* [AIM]:
Lines that contain the string "Unique" are to be copied; leave out all others.

* [THE INPUT]:
--- Begin ---

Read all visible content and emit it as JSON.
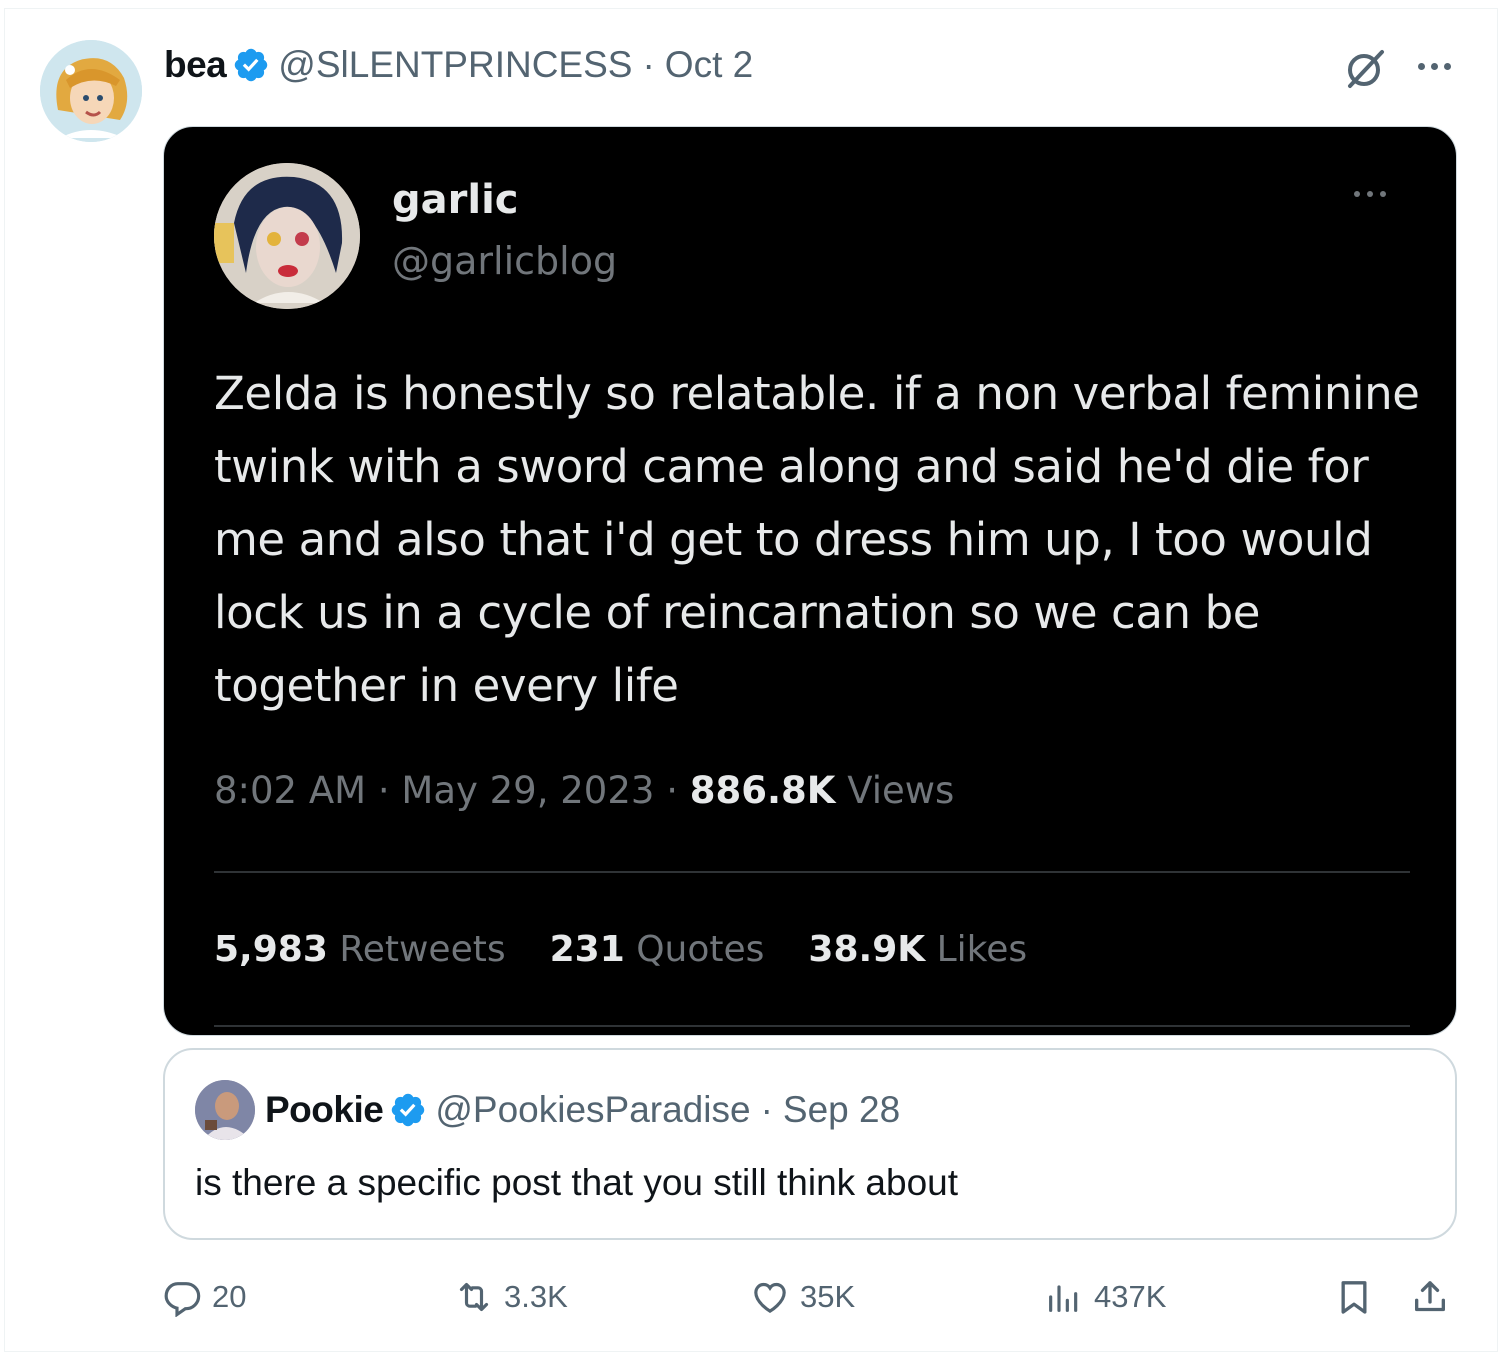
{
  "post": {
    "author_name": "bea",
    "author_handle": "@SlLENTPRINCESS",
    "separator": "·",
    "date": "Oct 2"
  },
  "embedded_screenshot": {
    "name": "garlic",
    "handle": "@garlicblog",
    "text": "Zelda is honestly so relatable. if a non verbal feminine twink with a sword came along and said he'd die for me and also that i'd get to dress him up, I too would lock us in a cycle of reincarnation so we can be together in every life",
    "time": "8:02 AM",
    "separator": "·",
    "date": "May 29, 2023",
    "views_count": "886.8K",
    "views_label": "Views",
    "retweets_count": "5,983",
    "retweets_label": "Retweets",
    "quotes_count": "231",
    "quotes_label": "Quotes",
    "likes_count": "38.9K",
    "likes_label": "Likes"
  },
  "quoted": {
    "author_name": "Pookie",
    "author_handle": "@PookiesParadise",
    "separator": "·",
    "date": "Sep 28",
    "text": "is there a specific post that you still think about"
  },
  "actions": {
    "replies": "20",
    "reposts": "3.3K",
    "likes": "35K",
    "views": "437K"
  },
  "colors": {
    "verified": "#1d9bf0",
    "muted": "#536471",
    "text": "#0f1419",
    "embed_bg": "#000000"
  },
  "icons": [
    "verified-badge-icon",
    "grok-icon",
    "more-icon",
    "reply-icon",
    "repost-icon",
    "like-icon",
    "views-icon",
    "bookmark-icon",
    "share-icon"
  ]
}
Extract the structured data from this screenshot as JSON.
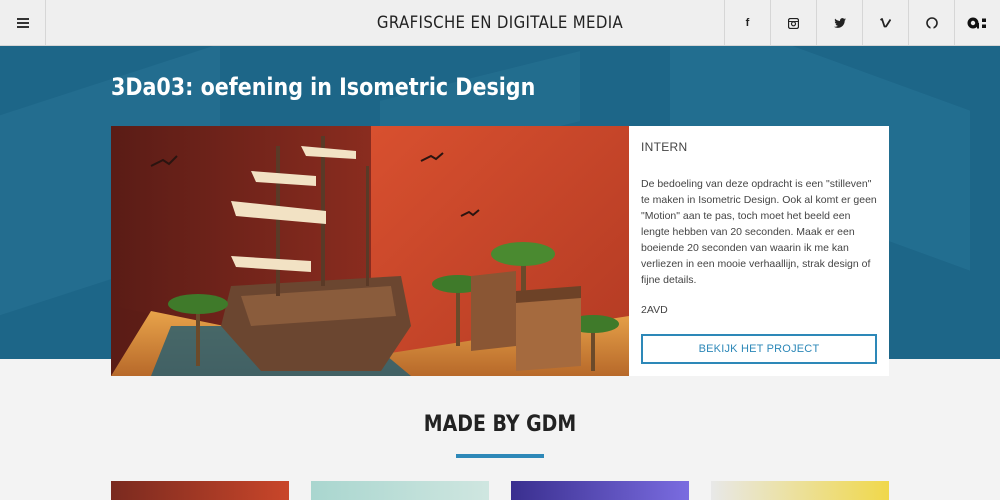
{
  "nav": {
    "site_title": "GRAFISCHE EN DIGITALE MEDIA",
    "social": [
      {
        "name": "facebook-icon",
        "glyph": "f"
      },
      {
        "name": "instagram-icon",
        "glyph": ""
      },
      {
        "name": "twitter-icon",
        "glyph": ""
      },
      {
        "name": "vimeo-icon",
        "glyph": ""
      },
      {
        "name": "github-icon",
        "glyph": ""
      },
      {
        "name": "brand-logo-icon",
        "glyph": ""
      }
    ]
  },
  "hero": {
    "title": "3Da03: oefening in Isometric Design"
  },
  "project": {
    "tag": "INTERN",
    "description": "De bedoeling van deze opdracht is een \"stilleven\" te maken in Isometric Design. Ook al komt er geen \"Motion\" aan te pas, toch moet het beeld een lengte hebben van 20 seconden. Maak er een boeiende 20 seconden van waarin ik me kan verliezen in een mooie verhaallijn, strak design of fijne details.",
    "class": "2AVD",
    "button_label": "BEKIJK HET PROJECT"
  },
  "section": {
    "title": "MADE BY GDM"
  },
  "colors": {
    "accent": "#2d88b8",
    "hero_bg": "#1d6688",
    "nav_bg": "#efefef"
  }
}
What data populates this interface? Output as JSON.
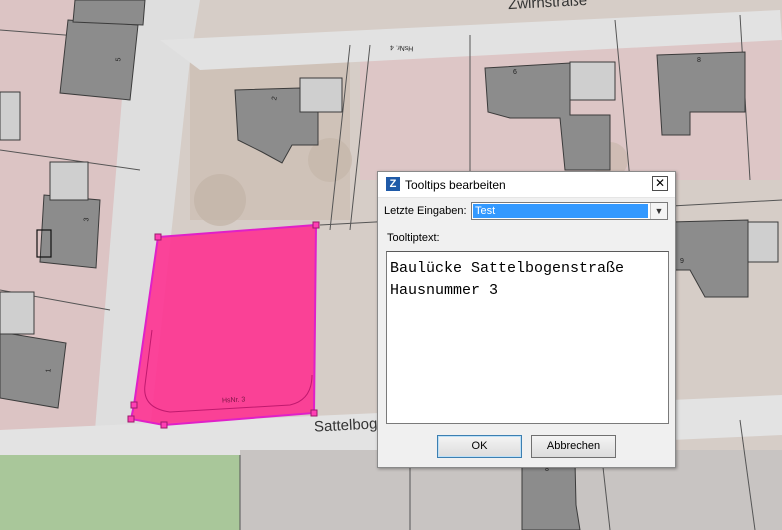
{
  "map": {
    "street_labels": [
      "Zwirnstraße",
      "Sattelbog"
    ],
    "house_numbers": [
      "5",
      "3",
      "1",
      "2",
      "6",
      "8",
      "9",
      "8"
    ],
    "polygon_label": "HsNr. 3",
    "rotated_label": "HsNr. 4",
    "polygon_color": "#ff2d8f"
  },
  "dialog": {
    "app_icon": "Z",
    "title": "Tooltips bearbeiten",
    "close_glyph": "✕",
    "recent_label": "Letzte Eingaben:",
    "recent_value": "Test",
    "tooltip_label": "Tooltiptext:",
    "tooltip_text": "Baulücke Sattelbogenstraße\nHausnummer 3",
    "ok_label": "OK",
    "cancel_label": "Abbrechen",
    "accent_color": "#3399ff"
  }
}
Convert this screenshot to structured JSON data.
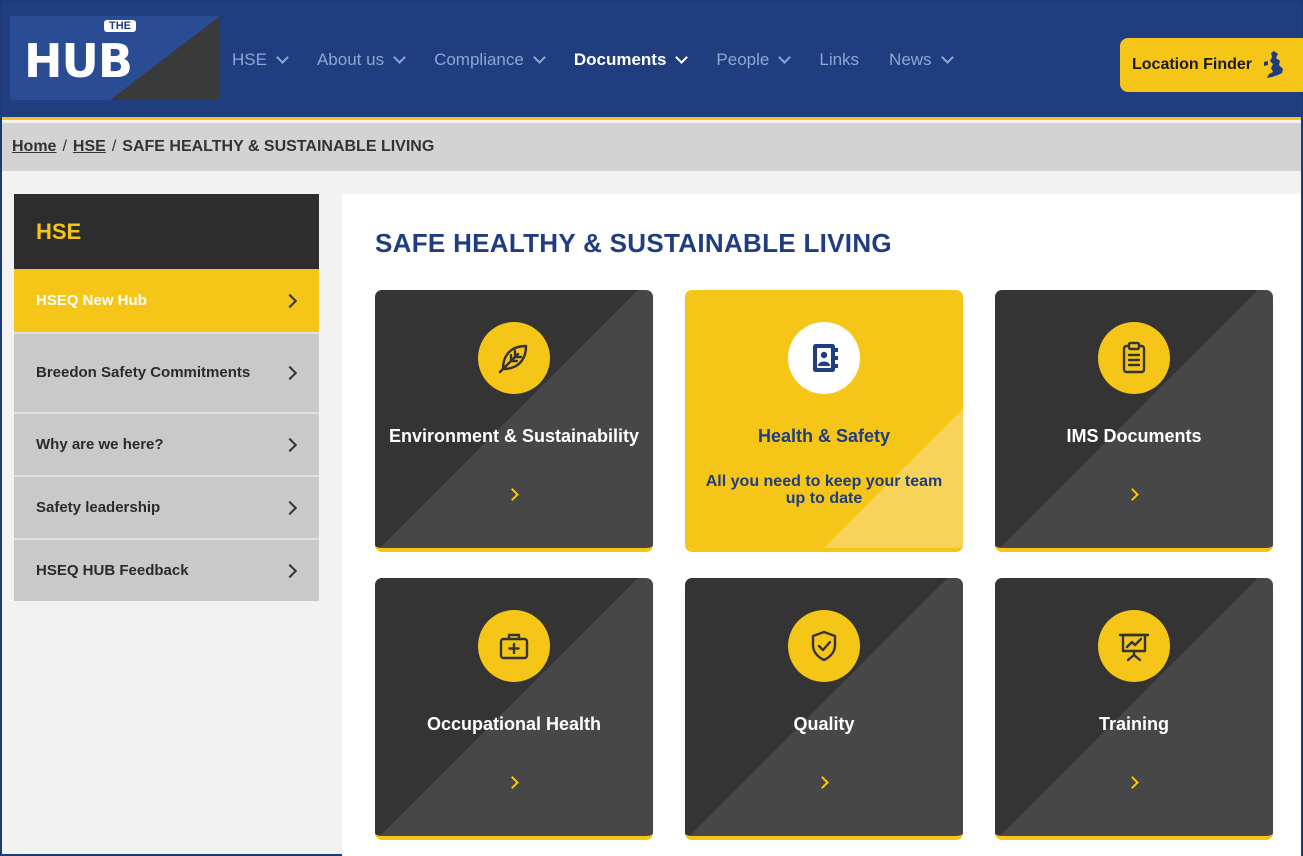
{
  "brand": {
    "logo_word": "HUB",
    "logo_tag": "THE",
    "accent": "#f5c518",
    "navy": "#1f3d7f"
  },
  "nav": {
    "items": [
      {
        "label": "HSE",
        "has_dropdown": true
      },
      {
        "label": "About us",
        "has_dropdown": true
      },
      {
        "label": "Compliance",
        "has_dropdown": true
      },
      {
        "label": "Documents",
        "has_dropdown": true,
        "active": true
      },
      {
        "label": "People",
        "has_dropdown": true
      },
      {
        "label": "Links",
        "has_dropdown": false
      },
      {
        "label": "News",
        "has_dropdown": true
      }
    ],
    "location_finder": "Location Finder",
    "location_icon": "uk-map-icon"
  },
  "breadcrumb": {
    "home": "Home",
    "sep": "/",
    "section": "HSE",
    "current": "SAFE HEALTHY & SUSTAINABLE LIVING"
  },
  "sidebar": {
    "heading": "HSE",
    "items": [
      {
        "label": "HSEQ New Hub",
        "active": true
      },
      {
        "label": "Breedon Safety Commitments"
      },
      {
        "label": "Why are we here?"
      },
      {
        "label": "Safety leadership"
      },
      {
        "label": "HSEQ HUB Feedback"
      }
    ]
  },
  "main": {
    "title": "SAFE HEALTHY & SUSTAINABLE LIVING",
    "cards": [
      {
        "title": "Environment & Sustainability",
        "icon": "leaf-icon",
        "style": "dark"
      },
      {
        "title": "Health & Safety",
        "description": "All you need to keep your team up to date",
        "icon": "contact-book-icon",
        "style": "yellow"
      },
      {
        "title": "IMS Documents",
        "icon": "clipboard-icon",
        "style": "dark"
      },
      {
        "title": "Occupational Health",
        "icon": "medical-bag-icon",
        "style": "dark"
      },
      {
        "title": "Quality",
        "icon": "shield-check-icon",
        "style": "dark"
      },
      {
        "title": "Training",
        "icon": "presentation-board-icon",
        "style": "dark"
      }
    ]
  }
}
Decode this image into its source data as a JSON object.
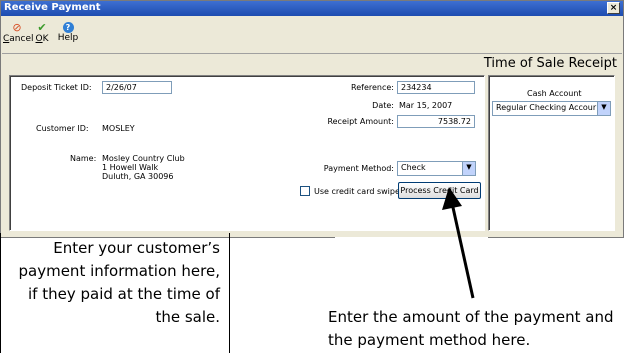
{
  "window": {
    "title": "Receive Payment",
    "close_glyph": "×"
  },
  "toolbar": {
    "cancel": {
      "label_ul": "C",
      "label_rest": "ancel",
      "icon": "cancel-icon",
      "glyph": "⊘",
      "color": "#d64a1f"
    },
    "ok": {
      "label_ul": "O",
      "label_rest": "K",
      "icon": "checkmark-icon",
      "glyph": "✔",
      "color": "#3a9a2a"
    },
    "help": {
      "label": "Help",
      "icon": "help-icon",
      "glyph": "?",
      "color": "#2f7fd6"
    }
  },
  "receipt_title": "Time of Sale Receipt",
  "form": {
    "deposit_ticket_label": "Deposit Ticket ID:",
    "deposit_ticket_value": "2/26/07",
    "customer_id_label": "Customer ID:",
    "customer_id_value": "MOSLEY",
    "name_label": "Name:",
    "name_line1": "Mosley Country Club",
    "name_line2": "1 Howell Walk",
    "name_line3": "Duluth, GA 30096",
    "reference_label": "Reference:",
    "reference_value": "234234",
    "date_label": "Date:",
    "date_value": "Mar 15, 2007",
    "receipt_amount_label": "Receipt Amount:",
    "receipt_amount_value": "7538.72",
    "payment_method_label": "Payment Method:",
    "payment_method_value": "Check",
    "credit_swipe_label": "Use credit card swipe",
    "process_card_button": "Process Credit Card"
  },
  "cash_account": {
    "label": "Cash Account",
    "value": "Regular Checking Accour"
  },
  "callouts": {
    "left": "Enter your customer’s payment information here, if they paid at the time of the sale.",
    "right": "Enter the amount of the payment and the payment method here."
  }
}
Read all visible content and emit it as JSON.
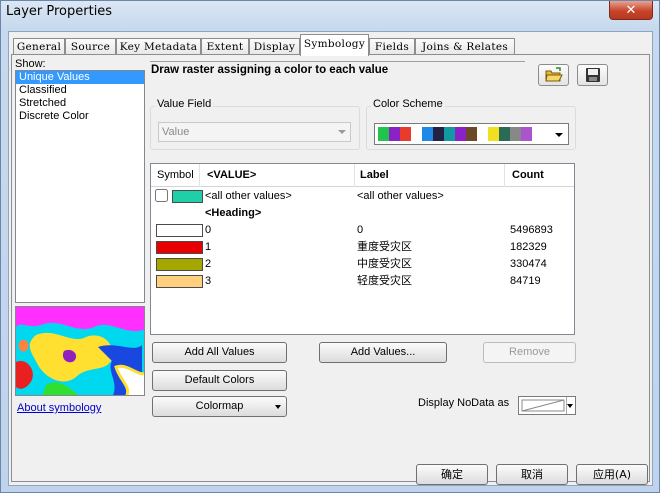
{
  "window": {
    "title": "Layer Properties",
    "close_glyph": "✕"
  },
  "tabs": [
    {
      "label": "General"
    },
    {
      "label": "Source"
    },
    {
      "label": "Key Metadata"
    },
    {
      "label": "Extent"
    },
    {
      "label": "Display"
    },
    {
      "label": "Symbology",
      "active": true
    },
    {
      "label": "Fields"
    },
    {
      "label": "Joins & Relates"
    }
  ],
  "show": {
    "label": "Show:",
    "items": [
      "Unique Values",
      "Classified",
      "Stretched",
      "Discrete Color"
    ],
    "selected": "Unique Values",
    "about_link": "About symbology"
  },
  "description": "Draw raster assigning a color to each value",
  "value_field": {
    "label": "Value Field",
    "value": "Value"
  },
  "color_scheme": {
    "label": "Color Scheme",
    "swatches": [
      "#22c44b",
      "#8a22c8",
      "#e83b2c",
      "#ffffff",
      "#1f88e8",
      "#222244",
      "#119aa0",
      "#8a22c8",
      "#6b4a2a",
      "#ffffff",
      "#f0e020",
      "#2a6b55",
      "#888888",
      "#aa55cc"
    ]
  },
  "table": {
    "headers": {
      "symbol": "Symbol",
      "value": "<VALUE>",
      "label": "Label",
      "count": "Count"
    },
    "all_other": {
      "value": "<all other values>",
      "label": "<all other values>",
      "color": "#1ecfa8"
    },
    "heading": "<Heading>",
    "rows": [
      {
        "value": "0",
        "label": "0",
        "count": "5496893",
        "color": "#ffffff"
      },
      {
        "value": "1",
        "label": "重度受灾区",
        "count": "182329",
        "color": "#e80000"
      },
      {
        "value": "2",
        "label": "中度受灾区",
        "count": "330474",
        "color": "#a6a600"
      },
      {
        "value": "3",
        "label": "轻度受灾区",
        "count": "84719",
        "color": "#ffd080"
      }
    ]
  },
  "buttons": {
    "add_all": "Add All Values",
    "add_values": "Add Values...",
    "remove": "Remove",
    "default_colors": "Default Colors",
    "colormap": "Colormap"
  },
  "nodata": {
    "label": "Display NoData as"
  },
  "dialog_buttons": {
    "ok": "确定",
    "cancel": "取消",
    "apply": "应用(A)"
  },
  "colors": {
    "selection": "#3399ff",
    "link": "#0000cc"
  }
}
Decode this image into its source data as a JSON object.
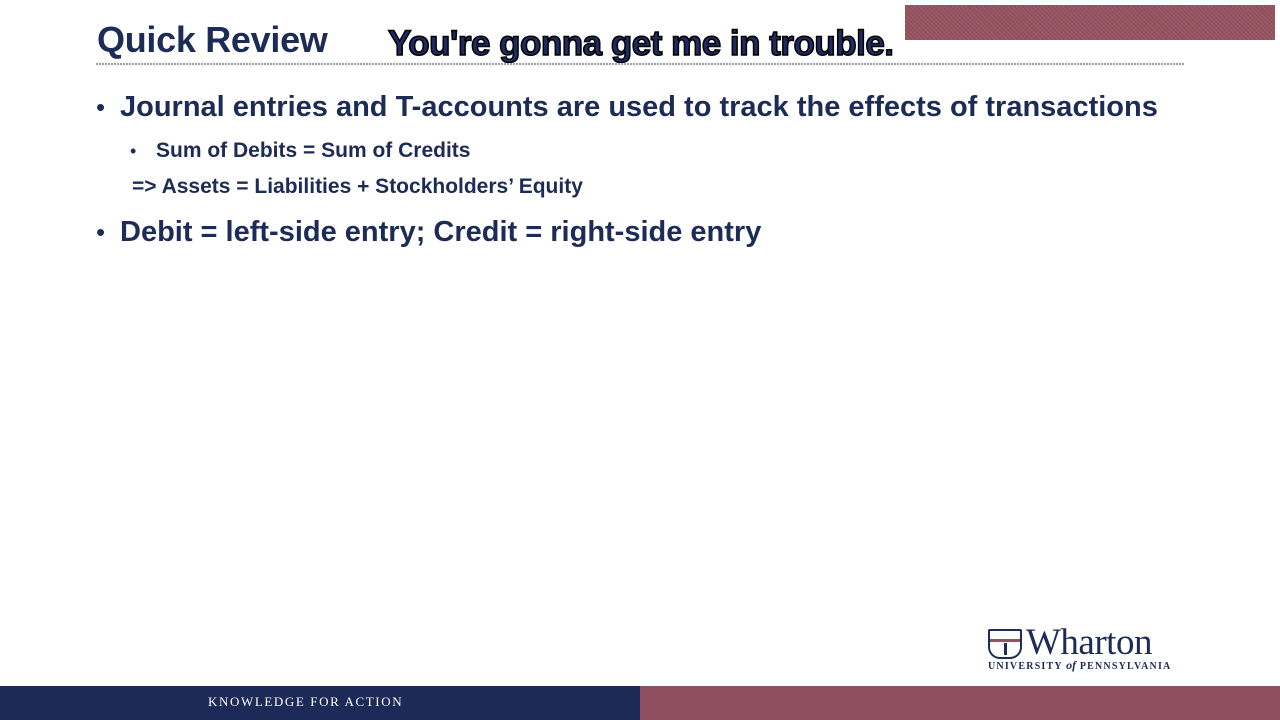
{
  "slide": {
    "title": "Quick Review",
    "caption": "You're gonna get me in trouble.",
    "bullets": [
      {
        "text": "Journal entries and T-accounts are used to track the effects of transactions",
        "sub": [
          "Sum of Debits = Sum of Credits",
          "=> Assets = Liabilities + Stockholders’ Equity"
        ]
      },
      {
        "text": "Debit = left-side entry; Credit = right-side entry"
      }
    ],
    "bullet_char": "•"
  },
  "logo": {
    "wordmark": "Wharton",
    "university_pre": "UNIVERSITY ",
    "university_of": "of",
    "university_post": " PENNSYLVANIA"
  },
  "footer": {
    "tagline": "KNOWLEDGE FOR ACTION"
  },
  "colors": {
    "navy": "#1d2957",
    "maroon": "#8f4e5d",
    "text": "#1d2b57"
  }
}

--- End ---

* [TASK RESULT]:
      "Unique Values",
    "selected": "Unique Values",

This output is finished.